## WHAT IS NEEDED
Below is some material; set it all down exactly, apart from the pictures.

## DATA PROVIDED
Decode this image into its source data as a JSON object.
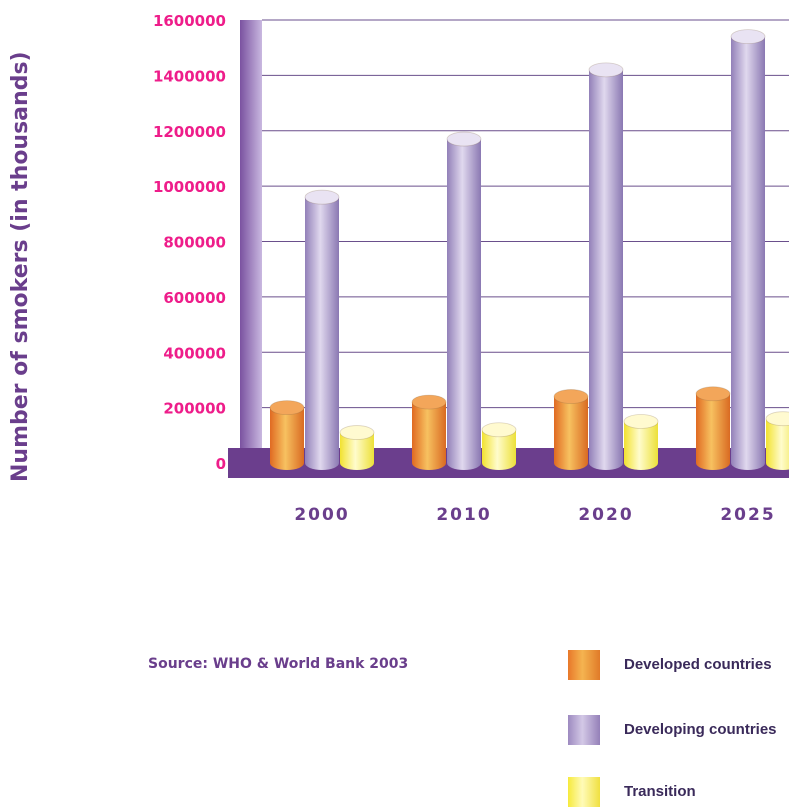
{
  "chart_data": {
    "type": "bar",
    "categories": [
      "2000",
      "2010",
      "2020",
      "2025"
    ],
    "series": [
      {
        "name": "Developed countries",
        "values": [
          200000,
          220000,
          240000,
          250000
        ],
        "color": "#f0a040"
      },
      {
        "name": "Developing countries",
        "values": [
          960000,
          1170000,
          1420000,
          1540000
        ],
        "color": "#b6a6d3"
      },
      {
        "name": "Transition",
        "values": [
          110000,
          120000,
          150000,
          160000
        ],
        "color": "#fff27a"
      }
    ],
    "ylabel": "Number of smokers (in thousands)",
    "yticks": [
      "0",
      "200000",
      "400000",
      "600000",
      "800000",
      "1000000",
      "1200000",
      "1400000",
      "1600000"
    ],
    "ylim": [
      0,
      1600000
    ],
    "grid": true,
    "legend": "bottom-right",
    "source": "Source: WHO & World Bank 2003",
    "colors": {
      "tick_labels": "#ee1d8a",
      "floor": "#6b3e8d",
      "axis_title": "#6a3e8c",
      "gridlines": "#6a4f8c"
    }
  },
  "legend_labels": {
    "developed": "Developed countries",
    "developing": "Developing countries",
    "transition": "Transition"
  }
}
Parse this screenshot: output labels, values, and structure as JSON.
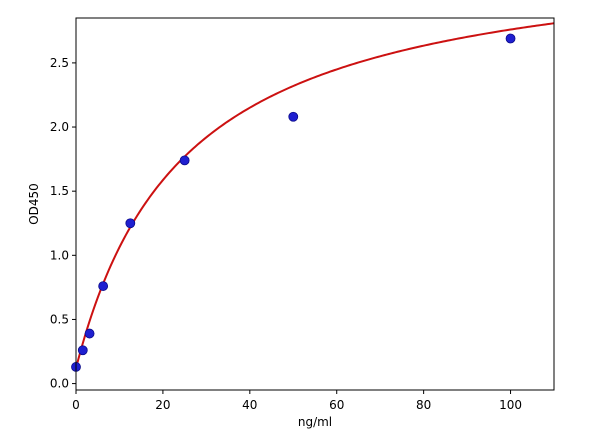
{
  "chart_data": {
    "type": "scatter",
    "xlabel": "ng/ml",
    "ylabel": "OD450",
    "xlim": [
      0,
      110
    ],
    "ylim": [
      -0.05,
      2.85
    ],
    "x_ticks": [
      0,
      20,
      40,
      60,
      80,
      100
    ],
    "y_ticks": [
      0.0,
      0.5,
      1.0,
      1.5,
      2.0,
      2.5
    ],
    "x_tick_labels": [
      "0",
      "20",
      "40",
      "60",
      "80",
      "100"
    ],
    "y_tick_labels": [
      "0.0",
      "0.5",
      "1.0",
      "1.5",
      "2.0",
      "2.5"
    ],
    "grid": false,
    "series": [
      {
        "type": "scatter",
        "color": "#1f1fd0",
        "points": [
          {
            "x": 0,
            "y": 0.13
          },
          {
            "x": 1.5625,
            "y": 0.26
          },
          {
            "x": 3.125,
            "y": 0.39
          },
          {
            "x": 6.25,
            "y": 0.76
          },
          {
            "x": 12.5,
            "y": 1.25
          },
          {
            "x": 25,
            "y": 1.74
          },
          {
            "x": 50,
            "y": 2.08
          },
          {
            "x": 100,
            "y": 2.69
          }
        ]
      },
      {
        "type": "line",
        "color": "#cc1111",
        "fit": {
          "model": "hyperbola",
          "ymax": 3.3,
          "k": 25,
          "offset": 0.12,
          "x_range": [
            0,
            110
          ]
        }
      }
    ]
  }
}
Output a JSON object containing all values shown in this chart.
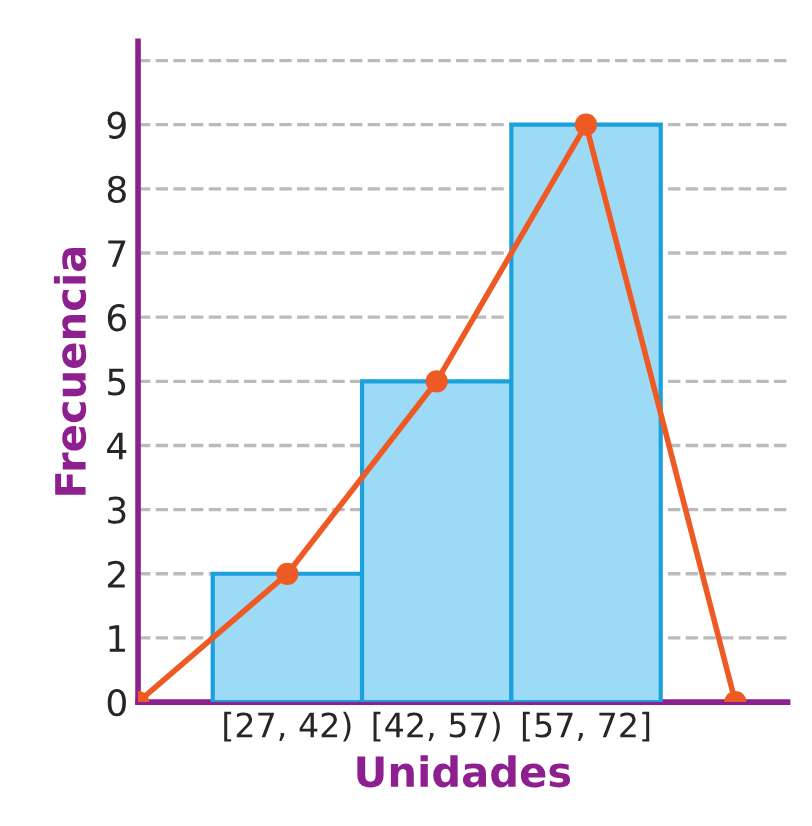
{
  "chart_data": {
    "type": "bar",
    "xlabel": "Unidades",
    "ylabel": "Frecuencia",
    "categories": [
      null,
      "[27, 42)",
      "[42, 57)",
      "[57, 72]",
      null
    ],
    "series": [
      {
        "color": "#9ddaf6",
        "values": [
          null,
          2,
          5,
          9,
          null
        ]
      },
      {
        "type": "line",
        "color": "#ee5a24",
        "values": [
          0,
          2,
          5,
          9,
          0
        ]
      }
    ],
    "ylim": [
      0,
      10.3
    ],
    "yticks": [
      0,
      1,
      2,
      3,
      4,
      5,
      6,
      7,
      8,
      9,
      {
        "value": 10,
        "label": null
      }
    ],
    "grid": "y",
    "marker": "circle",
    "line_style": "solid",
    "legend": false
  }
}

## RESPONSE FOR THIS EXERCISE
Decode this image into its source data as a JSON object.
{
  "chart_data": {
    "type": "bar",
    "categories": [
      "2000",
      "2010",
      "2020",
      "2025"
    ],
    "series": [
      {
        "name": "Developed countries",
        "values": [
          200000,
          220000,
          240000,
          250000
        ],
        "color": "#f0a040"
      },
      {
        "name": "Developing countries",
        "values": [
          960000,
          1170000,
          1420000,
          1540000
        ],
        "color": "#b6a6d3"
      },
      {
        "name": "Transition",
        "values": [
          110000,
          120000,
          150000,
          160000
        ],
        "color": "#fff27a"
      }
    ],
    "ylabel": "Number of smokers (in thousands)",
    "yticks": [
      "0",
      "200000",
      "400000",
      "600000",
      "800000",
      "1000000",
      "1200000",
      "1400000",
      "1600000"
    ],
    "ylim": [
      0,
      1600000
    ],
    "grid": true,
    "legend": "bottom-right",
    "source": "Source: WHO & World Bank 2003",
    "colors": {
      "tick_labels": "#ee1d8a",
      "floor": "#6b3e8d",
      "axis_title": "#6a3e8c",
      "gridlines": "#6a4f8c"
    }
  },
  "legend_labels": {
    "developed": "Developed countries",
    "developing": "Developing countries",
    "transition": "Transition"
  }
}
Parse this screenshot: output labels, values, and structure as JSON.
{
  "chart_data": {
    "type": "scatter",
    "xlabel": "ng/ml",
    "ylabel": "OD450",
    "xlim": [
      0,
      110
    ],
    "ylim": [
      -0.05,
      2.85
    ],
    "x_ticks": [
      0,
      20,
      40,
      60,
      80,
      100
    ],
    "y_ticks": [
      0.0,
      0.5,
      1.0,
      1.5,
      2.0,
      2.5
    ],
    "x_tick_labels": [
      "0",
      "20",
      "40",
      "60",
      "80",
      "100"
    ],
    "y_tick_labels": [
      "0.0",
      "0.5",
      "1.0",
      "1.5",
      "2.0",
      "2.5"
    ],
    "grid": false,
    "series": [
      {
        "type": "scatter",
        "color": "#1f1fd0",
        "points": [
          {
            "x": 0,
            "y": 0.13
          },
          {
            "x": 1.5625,
            "y": 0.26
          },
          {
            "x": 3.125,
            "y": 0.39
          },
          {
            "x": 6.25,
            "y": 0.76
          },
          {
            "x": 12.5,
            "y": 1.25
          },
          {
            "x": 25,
            "y": 1.74
          },
          {
            "x": 50,
            "y": 2.08
          },
          {
            "x": 100,
            "y": 2.69
          }
        ]
      },
      {
        "type": "line",
        "color": "#cc1111",
        "fit": {
          "model": "hyperbola",
          "ymax": 3.3,
          "k": 25,
          "offset": 0.12,
          "x_range": [
            0,
            110
          ]
        }
      }
    ]
  }
}
Output a JSON object containing all values shown in this chart.
{
  "chart_data": {
    "type": "bar",
    "xlabel": "Unidades",
    "ylabel": "Frecuencia",
    "categories": [
      null,
      "[27, 42)",
      "[42, 57)",
      "[57, 72]",
      null
    ],
    "series": [
      {
        "color": "#9ddaf6",
        "values": [
          null,
          2,
          5,
          9,
          null
        ]
      },
      {
        "type": "line",
        "color": "#ee5a24",
        "values": [
          0,
          2,
          5,
          9,
          0
        ]
      }
    ],
    "ylim": [
      0,
      10.3
    ],
    "yticks": [
      0,
      1,
      2,
      3,
      4,
      5,
      6,
      7,
      8,
      9,
      {
        "value": 10,
        "label": null
      }
    ],
    "grid": "y",
    "marker": "circle",
    "line_style": "solid",
    "legend": false
  }
}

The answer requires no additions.